• [The exercise]
Locate every line in the material below that has the word "يوما". Copy each of those lines.

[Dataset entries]
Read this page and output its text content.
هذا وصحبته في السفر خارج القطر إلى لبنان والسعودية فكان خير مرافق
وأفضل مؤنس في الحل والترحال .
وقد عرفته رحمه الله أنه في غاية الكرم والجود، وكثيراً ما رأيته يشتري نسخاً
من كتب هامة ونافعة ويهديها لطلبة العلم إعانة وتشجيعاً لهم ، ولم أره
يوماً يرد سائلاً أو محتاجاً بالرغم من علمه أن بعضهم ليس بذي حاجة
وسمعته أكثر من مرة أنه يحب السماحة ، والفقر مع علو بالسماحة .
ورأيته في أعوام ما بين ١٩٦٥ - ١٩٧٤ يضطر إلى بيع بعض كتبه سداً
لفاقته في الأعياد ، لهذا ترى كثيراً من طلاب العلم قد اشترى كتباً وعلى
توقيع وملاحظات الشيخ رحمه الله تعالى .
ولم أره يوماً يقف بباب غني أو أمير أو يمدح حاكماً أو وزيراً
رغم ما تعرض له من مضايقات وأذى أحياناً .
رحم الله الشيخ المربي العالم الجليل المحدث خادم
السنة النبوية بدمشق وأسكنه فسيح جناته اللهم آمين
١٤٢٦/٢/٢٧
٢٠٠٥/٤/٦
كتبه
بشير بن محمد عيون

==

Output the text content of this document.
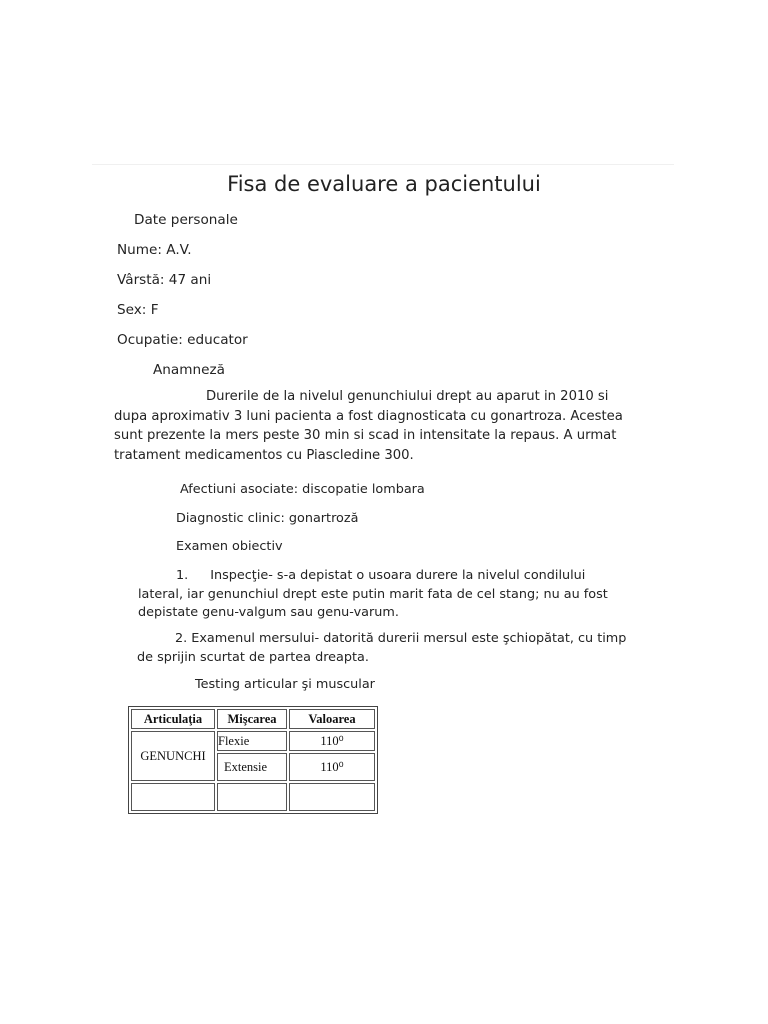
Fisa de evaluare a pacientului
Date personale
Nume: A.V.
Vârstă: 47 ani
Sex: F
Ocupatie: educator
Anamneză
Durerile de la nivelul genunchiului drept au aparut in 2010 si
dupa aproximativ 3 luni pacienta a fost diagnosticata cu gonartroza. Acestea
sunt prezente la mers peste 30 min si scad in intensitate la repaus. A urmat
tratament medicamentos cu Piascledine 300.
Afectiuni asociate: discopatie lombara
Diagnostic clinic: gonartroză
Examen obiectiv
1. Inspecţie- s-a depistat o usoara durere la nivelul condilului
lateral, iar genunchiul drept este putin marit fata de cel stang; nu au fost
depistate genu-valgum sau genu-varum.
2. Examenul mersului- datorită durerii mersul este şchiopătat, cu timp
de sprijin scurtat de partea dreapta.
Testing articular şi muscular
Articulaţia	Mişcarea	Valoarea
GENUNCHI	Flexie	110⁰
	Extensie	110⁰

--

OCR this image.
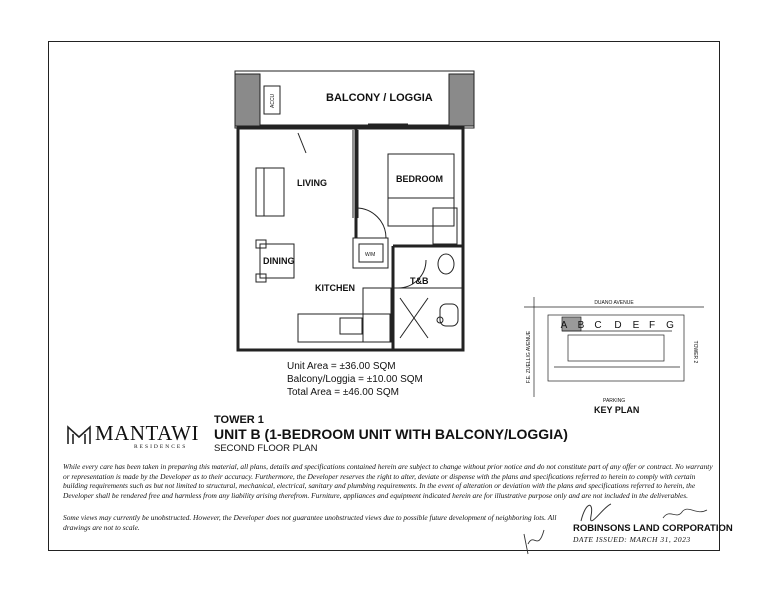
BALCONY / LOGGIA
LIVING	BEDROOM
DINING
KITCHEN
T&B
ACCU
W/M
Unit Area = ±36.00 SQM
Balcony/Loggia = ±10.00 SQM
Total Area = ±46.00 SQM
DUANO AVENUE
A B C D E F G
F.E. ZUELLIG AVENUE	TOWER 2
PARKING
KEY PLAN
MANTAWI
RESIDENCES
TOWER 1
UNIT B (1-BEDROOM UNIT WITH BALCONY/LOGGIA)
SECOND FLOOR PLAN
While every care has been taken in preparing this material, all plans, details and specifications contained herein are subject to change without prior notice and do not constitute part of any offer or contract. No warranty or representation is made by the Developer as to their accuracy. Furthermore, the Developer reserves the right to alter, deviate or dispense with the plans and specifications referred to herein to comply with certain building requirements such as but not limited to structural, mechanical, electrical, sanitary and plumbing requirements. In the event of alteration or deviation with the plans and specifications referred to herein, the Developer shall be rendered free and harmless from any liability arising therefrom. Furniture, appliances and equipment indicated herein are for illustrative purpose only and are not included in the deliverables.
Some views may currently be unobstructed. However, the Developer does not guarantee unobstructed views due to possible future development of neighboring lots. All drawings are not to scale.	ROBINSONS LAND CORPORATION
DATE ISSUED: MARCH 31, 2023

• [The result]
يوماً يرد سائلاً أو محتاجاً بالرغم من علمه أن بعضهم ليس بذي حاجة
ولم أره يوماً يقف بباب غني أو أمير أو يمدح حاكماً أو وزيراً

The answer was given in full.